[START RECORD SET]

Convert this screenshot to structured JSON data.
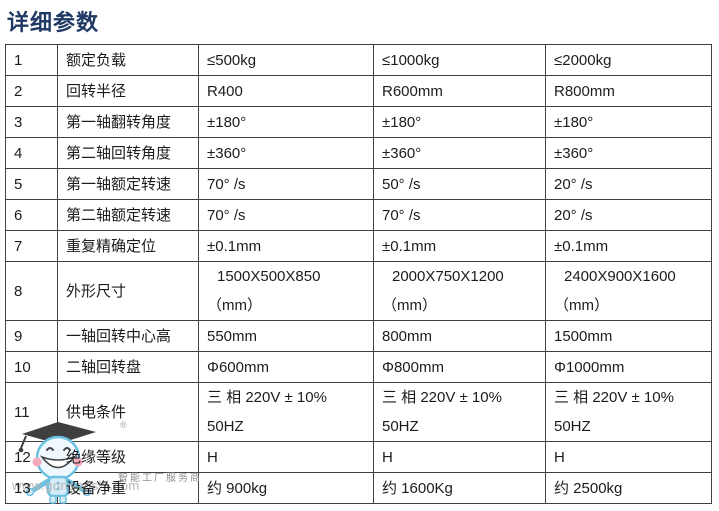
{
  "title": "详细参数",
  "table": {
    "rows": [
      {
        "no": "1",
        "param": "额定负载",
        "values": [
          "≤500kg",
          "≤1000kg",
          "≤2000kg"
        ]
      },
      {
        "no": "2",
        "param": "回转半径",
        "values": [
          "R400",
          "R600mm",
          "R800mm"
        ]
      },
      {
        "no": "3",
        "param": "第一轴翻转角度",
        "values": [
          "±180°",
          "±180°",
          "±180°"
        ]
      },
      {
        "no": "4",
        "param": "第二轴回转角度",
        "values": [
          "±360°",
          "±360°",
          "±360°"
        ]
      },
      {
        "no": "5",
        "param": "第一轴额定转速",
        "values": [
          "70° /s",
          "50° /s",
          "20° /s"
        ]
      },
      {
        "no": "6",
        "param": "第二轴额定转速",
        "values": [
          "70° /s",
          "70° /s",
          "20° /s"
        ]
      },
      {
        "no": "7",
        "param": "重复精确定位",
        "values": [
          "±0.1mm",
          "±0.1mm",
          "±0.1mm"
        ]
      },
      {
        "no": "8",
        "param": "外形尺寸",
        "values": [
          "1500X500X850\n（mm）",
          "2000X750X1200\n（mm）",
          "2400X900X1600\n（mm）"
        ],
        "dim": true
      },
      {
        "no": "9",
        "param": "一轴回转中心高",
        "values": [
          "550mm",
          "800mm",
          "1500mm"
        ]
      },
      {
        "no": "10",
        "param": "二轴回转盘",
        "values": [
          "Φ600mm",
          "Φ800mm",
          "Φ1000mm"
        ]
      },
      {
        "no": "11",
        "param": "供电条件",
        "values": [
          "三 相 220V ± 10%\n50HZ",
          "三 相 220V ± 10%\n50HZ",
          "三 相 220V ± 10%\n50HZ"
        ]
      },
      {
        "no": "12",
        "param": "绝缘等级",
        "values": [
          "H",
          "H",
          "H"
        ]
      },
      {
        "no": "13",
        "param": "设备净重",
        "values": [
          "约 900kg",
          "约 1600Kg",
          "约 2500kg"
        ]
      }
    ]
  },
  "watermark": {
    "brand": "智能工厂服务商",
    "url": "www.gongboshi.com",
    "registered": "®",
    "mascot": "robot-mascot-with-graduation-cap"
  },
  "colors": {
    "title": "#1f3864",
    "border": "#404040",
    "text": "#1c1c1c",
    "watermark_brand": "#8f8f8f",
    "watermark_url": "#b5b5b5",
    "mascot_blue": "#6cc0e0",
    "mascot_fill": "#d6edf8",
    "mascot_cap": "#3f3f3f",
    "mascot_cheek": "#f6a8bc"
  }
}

[END RECORD SET]

- **WHAT IS EXPECTED**: Except for the pictures, give all the material above again verbatim.

- **ANSWER TO THIS EXERCISE**:
Convert this screenshot to structured JSON data.
{
  "title": "详细参数",
  "table": {
    "rows": [
      {
        "no": "1",
        "param": "额定负载",
        "values": [
          "≤500kg",
          "≤1000kg",
          "≤2000kg"
        ]
      },
      {
        "no": "2",
        "param": "回转半径",
        "values": [
          "R400",
          "R600mm",
          "R800mm"
        ]
      },
      {
        "no": "3",
        "param": "第一轴翻转角度",
        "values": [
          "±180°",
          "±180°",
          "±180°"
        ]
      },
      {
        "no": "4",
        "param": "第二轴回转角度",
        "values": [
          "±360°",
          "±360°",
          "±360°"
        ]
      },
      {
        "no": "5",
        "param": "第一轴额定转速",
        "values": [
          "70° /s",
          "50° /s",
          "20° /s"
        ]
      },
      {
        "no": "6",
        "param": "第二轴额定转速",
        "values": [
          "70° /s",
          "70° /s",
          "20° /s"
        ]
      },
      {
        "no": "7",
        "param": "重复精确定位",
        "values": [
          "±0.1mm",
          "±0.1mm",
          "±0.1mm"
        ]
      },
      {
        "no": "8",
        "param": "外形尺寸",
        "values": [
          "1500X500X850\n（mm）",
          "2000X750X1200\n（mm）",
          "2400X900X1600\n（mm）"
        ],
        "dim": true
      },
      {
        "no": "9",
        "param": "一轴回转中心高",
        "values": [
          "550mm",
          "800mm",
          "1500mm"
        ]
      },
      {
        "no": "10",
        "param": "二轴回转盘",
        "values": [
          "Φ600mm",
          "Φ800mm",
          "Φ1000mm"
        ]
      },
      {
        "no": "11",
        "param": "供电条件",
        "values": [
          "三 相 220V ± 10%\n50HZ",
          "三 相 220V ± 10%\n50HZ",
          "三 相 220V ± 10%\n50HZ"
        ]
      },
      {
        "no": "12",
        "param": "绝缘等级",
        "values": [
          "H",
          "H",
          "H"
        ]
      },
      {
        "no": "13",
        "param": "设备净重",
        "values": [
          "约 900kg",
          "约 1600Kg",
          "约 2500kg"
        ]
      }
    ]
  },
  "watermark": {
    "brand": "智能工厂服务商",
    "url": "www.gongboshi.com",
    "registered": "®",
    "mascot": "robot-mascot-with-graduation-cap"
  },
  "colors": {
    "title": "#1f3864",
    "border": "#404040",
    "text": "#1c1c1c",
    "watermark_brand": "#8f8f8f",
    "watermark_url": "#b5b5b5",
    "mascot_blue": "#6cc0e0",
    "mascot_fill": "#d6edf8",
    "mascot_cap": "#3f3f3f",
    "mascot_cheek": "#f6a8bc"
  }
}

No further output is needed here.